-- Start Input data --

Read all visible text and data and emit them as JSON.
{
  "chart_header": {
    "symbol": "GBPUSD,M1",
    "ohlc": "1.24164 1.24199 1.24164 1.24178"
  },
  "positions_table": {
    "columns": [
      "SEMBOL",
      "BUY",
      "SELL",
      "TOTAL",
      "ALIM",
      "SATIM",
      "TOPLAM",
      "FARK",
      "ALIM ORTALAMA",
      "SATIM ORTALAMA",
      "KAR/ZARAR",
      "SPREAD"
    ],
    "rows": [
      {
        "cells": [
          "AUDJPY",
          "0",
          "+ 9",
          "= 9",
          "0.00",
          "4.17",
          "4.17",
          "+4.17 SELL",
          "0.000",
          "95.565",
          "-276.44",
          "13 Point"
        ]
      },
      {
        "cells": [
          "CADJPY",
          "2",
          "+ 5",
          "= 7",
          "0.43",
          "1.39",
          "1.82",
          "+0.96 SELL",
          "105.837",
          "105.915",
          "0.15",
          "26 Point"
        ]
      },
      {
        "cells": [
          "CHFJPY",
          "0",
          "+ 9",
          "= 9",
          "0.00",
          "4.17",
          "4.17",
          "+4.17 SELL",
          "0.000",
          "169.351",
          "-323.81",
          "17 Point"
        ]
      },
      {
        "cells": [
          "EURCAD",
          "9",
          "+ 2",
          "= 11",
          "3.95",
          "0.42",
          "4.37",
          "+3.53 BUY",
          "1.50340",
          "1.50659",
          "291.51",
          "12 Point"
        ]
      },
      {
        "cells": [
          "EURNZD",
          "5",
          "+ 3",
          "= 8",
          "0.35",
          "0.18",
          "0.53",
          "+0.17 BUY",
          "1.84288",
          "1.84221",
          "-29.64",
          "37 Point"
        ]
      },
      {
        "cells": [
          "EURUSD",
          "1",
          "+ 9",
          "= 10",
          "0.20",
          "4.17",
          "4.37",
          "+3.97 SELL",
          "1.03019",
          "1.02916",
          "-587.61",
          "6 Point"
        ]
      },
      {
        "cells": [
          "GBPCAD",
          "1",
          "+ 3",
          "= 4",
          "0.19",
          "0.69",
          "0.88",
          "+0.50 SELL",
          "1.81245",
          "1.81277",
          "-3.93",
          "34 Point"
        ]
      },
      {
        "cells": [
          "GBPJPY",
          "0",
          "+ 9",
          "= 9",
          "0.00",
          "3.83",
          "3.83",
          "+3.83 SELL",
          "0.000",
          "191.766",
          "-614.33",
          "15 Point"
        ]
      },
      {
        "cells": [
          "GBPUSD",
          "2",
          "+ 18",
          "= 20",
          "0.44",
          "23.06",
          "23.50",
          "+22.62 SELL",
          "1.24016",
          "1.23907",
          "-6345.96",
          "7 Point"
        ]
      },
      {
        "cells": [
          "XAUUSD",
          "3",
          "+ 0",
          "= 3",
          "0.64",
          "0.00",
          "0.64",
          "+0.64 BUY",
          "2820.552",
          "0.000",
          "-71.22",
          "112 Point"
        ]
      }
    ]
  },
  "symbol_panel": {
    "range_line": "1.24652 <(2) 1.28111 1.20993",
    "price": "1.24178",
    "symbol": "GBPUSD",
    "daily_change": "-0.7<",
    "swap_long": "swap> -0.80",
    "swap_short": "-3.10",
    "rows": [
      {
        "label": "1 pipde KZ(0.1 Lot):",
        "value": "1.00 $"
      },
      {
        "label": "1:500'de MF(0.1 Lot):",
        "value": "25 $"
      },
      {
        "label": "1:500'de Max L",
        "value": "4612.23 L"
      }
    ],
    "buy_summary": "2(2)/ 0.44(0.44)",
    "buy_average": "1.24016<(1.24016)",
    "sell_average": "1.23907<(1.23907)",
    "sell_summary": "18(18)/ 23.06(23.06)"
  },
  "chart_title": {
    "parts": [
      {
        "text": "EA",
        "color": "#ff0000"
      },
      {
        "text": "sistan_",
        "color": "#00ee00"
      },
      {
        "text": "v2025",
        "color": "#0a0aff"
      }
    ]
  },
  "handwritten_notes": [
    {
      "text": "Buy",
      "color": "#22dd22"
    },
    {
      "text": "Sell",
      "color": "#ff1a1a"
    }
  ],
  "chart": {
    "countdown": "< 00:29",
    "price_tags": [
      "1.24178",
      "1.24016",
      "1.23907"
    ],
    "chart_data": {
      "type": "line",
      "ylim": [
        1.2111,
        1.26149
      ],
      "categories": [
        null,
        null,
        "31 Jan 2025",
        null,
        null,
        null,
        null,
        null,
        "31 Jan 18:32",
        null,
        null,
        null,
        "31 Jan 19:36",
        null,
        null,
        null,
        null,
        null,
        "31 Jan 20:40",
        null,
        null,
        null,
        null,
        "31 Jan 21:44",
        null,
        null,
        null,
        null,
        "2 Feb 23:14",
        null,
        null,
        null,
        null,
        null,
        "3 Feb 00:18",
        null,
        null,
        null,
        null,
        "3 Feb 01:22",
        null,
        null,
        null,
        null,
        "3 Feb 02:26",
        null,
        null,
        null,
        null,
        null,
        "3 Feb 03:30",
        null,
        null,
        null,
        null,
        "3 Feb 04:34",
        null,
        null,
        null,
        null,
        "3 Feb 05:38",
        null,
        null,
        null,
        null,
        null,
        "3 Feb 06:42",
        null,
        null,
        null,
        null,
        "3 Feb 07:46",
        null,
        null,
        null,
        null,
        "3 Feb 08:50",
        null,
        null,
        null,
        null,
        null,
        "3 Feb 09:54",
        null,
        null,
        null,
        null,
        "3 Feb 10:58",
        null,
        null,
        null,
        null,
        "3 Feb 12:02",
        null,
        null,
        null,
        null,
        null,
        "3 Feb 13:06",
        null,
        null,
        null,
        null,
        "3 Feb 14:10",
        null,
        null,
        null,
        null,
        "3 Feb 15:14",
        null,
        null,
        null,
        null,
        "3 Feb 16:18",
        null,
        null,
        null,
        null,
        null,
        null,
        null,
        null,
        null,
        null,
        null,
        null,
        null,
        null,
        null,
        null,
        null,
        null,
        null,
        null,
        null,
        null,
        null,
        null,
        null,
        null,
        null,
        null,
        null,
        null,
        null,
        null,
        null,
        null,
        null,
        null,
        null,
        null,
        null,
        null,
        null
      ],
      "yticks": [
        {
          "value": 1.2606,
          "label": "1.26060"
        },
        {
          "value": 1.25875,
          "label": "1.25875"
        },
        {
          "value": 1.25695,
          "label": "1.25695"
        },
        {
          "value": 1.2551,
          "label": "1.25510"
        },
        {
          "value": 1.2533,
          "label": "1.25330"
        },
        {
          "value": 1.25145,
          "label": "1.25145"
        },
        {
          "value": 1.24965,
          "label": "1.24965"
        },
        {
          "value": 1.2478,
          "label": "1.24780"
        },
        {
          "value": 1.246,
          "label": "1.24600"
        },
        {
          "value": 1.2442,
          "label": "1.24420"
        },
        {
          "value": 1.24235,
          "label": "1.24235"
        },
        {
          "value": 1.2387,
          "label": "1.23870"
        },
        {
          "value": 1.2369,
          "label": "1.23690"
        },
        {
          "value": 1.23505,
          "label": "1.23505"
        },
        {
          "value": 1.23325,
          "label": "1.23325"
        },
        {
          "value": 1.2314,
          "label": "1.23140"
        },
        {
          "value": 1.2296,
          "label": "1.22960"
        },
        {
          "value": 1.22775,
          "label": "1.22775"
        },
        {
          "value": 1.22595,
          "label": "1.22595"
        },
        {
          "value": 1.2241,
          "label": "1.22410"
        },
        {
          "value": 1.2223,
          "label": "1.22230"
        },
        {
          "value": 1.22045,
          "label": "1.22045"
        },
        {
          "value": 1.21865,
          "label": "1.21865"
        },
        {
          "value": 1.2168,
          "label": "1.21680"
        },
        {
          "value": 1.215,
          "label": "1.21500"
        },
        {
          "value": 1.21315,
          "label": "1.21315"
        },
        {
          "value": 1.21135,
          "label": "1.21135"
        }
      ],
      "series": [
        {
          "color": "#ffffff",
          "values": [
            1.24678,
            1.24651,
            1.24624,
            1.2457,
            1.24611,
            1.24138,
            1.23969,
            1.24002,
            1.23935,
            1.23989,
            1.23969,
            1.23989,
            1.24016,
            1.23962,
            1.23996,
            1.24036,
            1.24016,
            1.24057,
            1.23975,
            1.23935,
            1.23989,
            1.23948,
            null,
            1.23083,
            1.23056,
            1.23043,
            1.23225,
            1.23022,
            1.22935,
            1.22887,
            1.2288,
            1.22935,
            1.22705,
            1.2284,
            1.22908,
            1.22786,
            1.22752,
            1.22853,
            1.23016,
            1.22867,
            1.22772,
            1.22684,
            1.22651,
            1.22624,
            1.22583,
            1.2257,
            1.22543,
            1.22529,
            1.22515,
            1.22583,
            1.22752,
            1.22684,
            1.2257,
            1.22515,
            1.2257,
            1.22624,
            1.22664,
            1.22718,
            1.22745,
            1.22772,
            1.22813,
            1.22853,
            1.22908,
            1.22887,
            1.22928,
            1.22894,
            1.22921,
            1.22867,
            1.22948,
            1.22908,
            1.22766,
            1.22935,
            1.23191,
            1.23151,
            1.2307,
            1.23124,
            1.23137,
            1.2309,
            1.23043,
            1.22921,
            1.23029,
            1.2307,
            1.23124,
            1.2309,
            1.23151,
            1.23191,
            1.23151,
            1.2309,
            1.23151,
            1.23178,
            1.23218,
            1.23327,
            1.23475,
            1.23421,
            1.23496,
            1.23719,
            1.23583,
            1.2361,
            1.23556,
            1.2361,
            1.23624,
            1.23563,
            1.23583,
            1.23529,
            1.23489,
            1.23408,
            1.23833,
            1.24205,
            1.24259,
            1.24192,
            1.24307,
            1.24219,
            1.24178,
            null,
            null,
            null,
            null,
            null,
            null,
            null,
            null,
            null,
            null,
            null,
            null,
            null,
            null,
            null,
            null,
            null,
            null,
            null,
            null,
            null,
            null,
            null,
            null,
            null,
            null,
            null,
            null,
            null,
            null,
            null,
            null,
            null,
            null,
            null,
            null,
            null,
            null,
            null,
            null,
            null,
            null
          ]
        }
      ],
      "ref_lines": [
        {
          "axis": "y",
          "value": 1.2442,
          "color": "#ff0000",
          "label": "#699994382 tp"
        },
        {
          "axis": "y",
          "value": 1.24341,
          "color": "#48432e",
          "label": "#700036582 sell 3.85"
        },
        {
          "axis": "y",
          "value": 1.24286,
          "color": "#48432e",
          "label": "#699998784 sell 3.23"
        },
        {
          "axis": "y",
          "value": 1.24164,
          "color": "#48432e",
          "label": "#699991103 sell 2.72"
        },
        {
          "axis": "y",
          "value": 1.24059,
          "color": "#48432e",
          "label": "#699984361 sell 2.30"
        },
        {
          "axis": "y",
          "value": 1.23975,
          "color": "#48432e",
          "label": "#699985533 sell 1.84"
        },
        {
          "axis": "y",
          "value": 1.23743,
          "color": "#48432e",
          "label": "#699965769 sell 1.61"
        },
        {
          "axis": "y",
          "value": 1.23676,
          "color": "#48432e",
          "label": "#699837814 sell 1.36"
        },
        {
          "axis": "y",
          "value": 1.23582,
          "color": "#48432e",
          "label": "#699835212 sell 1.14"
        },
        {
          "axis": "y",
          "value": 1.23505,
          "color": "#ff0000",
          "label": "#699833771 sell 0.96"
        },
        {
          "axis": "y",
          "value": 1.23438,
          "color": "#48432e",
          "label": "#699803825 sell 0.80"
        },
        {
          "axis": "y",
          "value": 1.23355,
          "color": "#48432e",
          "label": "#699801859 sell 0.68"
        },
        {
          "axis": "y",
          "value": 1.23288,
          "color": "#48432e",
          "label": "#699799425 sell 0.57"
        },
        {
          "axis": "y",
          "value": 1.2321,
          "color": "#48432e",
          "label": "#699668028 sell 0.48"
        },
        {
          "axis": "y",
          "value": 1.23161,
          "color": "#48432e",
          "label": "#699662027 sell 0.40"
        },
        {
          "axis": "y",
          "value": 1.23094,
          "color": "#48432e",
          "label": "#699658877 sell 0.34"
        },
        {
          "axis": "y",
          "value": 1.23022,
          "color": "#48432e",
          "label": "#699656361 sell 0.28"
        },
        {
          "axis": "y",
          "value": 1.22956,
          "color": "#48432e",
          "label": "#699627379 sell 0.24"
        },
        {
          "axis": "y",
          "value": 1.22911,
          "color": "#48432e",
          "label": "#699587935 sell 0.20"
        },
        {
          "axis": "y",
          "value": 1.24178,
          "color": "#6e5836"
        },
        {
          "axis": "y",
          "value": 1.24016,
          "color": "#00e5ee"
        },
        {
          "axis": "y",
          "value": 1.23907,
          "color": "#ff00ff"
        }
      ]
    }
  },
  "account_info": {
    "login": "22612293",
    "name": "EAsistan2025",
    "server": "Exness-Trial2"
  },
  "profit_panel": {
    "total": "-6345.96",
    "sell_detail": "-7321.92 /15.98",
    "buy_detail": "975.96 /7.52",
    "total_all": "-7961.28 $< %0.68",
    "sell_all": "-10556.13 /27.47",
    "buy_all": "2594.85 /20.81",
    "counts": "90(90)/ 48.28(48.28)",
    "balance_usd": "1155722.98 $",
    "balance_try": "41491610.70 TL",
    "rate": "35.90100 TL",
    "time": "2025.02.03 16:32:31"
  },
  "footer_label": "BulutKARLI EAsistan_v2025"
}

-- End Input data --

_Work required_
Copy out every line holding the string "GBPUSD".

_Result for this exercise_
    "symbol": "GBPUSD,M1",
          "GBPUSD",
    "symbol": "GBPUSD",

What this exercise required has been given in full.